→ WRITTEN EXERCISE: Copy out all the data, word for word.

(Stored data)
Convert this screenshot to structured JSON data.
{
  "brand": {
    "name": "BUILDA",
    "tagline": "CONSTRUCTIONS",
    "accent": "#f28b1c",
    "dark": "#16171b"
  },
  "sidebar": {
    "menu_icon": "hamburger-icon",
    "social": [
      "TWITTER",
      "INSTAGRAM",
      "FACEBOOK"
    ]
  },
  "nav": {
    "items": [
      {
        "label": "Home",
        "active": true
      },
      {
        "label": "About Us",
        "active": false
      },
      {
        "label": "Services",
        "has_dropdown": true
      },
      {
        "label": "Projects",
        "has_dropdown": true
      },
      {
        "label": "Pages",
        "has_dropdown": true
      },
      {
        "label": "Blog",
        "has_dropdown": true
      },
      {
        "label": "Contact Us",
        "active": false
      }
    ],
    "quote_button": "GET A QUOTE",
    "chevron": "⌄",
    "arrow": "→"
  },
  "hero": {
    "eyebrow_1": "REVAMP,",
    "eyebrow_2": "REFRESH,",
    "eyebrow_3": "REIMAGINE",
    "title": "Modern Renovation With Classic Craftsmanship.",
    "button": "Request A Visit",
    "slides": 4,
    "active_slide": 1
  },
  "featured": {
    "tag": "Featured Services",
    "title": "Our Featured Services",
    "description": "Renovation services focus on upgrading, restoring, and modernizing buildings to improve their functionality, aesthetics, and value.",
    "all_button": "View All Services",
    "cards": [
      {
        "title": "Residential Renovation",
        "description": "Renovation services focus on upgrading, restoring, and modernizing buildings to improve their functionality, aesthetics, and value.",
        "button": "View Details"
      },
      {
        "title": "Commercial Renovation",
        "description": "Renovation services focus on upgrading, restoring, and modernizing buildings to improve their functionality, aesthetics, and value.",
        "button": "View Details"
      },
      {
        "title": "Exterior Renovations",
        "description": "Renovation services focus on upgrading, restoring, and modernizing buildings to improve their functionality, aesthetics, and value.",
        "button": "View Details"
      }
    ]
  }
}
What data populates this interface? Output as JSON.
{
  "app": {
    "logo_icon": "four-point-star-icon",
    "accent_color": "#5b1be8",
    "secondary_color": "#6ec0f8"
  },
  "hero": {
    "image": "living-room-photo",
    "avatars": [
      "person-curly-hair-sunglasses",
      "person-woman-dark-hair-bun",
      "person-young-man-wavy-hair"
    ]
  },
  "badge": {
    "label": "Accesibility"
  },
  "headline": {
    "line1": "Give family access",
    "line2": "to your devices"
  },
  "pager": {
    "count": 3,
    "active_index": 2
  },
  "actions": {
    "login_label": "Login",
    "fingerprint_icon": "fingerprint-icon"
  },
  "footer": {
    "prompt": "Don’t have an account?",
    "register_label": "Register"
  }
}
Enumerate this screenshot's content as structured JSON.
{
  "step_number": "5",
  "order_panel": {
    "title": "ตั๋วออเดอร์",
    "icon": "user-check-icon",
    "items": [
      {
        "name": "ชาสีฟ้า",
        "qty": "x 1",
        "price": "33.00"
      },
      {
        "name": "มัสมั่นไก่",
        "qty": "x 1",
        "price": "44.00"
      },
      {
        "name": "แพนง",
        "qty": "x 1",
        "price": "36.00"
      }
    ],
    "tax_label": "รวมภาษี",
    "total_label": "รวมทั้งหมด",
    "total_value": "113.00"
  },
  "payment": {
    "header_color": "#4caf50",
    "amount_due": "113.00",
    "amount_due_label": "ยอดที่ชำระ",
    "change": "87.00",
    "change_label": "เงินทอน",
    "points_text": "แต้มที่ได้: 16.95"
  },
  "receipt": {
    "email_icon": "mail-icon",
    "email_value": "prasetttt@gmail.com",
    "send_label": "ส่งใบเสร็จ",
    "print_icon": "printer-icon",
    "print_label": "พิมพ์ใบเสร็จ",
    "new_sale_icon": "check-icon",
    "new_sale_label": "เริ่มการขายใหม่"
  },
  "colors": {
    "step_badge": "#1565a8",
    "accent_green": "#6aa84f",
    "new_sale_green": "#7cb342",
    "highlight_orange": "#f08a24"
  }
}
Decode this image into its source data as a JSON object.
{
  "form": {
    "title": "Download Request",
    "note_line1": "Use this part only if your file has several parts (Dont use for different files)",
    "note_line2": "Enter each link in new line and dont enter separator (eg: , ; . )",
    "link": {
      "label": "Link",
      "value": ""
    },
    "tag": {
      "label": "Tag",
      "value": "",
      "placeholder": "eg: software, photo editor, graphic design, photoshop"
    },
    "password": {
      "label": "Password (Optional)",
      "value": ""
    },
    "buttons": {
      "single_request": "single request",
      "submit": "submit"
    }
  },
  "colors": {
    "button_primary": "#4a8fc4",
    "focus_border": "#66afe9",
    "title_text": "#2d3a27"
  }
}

→ EXPECTED ANSWER:
Convert this screenshot to structured JSON data.
{
  "brand": {
    "name": "BUILDA",
    "tagline": "CONSTRUCTIONS",
    "accent": "#f28b1c",
    "dark": "#16171b"
  },
  "sidebar": {
    "menu_icon": "hamburger-icon",
    "social": [
      "TWITTER",
      "INSTAGRAM",
      "FACEBOOK"
    ]
  },
  "nav": {
    "items": [
      {
        "label": "Home",
        "active": true
      },
      {
        "label": "About Us",
        "active": false
      },
      {
        "label": "Services",
        "has_dropdown": true
      },
      {
        "label": "Projects",
        "has_dropdown": true
      },
      {
        "label": "Pages",
        "has_dropdown": true
      },
      {
        "label": "Blog",
        "has_dropdown": true
      },
      {
        "label": "Contact Us",
        "active": false
      }
    ],
    "quote_button": "GET A QUOTE",
    "chevron": "⌄",
    "arrow": "→"
  },
  "hero": {
    "eyebrow_1": "REVAMP,",
    "eyebrow_2": "REFRESH,",
    "eyebrow_3": "REIMAGINE",
    "title": "Modern Renovation With Classic Craftsmanship.",
    "button": "Request A Visit",
    "slides": 4,
    "active_slide": 1
  },
  "featured": {
    "tag": "Featured Services",
    "title": "Our Featured Services",
    "description": "Renovation services focus on upgrading, restoring, and modernizing buildings to improve their functionality, aesthetics, and value.",
    "all_button": "View All Services",
    "cards": [
      {
        "title": "Residential Renovation",
        "description": "Renovation services focus on upgrading, restoring, and modernizing buildings to improve their functionality, aesthetics, and value.",
        "button": "View Details"
      },
      {
        "title": "Commercial Renovation",
        "description": "Renovation services focus on upgrading, restoring, and modernizing buildings to improve their functionality, aesthetics, and value.",
        "button": "View Details"
      },
      {
        "title": "Exterior Renovations",
        "description": "Renovation services focus on upgrading, restoring, and modernizing buildings to improve their functionality, aesthetics, and value.",
        "button": "View Details"
      }
    ]
  }
}
What data populates this interface? Output as JSON.
{
  "app": {
    "logo_icon": "four-point-star-icon",
    "accent_color": "#5b1be8",
    "secondary_color": "#6ec0f8"
  },
  "hero": {
    "image": "living-room-photo",
    "avatars": [
      "person-curly-hair-sunglasses",
      "person-woman-dark-hair-bun",
      "person-young-man-wavy-hair"
    ]
  },
  "badge": {
    "label": "Accesibility"
  },
  "headline": {
    "line1": "Give family access",
    "line2": "to your devices"
  },
  "pager": {
    "count": 3,
    "active_index": 2
  },
  "actions": {
    "login_label": "Login",
    "fingerprint_icon": "fingerprint-icon"
  },
  "footer": {
    "prompt": "Don’t have an account?",
    "register_label": "Register"
  }
}
Enumerate this screenshot's content as structured JSON.
{
  "step_number": "5",
  "order_panel": {
    "title": "ตั๋วออเดอร์",
    "icon": "user-check-icon",
    "items": [
      {
        "name": "ชาสีฟ้า",
        "qty": "x 1",
        "price": "33.00"
      },
      {
        "name": "มัสมั่นไก่",
        "qty": "x 1",
        "price": "44.00"
      },
      {
        "name": "แพนง",
        "qty": "x 1",
        "price": "36.00"
      }
    ],
    "tax_label": "รวมภาษี",
    "total_label": "รวมทั้งหมด",
    "total_value": "113.00"
  },
  "payment": {
    "header_color": "#4caf50",
    "amount_due": "113.00",
    "amount_due_label": "ยอดที่ชำระ",
    "change": "87.00",
    "change_label": "เงินทอน",
    "points_text": "แต้มที่ได้: 16.95"
  },
  "receipt": {
    "email_icon": "mail-icon",
    "email_value": "prasetttt@gmail.com",
    "send_label": "ส่งใบเสร็จ",
    "print_icon": "printer-icon",
    "print_label": "พิมพ์ใบเสร็จ",
    "new_sale_icon": "check-icon",
    "new_sale_label": "เริ่มการขายใหม่"
  },
  "colors": {
    "step_badge": "#1565a8",
    "accent_green": "#6aa84f",
    "new_sale_green": "#7cb342",
    "highlight_orange": "#f08a24"
  }
}
Decode this image into its source data as a JSON object.
{
  "form": {
    "title": "Download Request",
    "note_line1": "Use this part only if your file has several parts (Dont use for different files)",
    "note_line2": "Enter each link in new line and dont enter separator (eg: , ; . )",
    "link": {
      "label": "Link",
      "value": ""
    },
    "tag": {
      "label": "Tag",
      "value": "",
      "placeholder": "eg: software, photo editor, graphic design, photoshop"
    },
    "password": {
      "label": "Password (Optional)",
      "value": ""
    },
    "buttons": {
      "single_request": "single request",
      "submit": "submit"
    }
  },
  "colors": {
    "button_primary": "#4a8fc4",
    "focus_border": "#66afe9",
    "title_text": "#2d3a27"
  }
}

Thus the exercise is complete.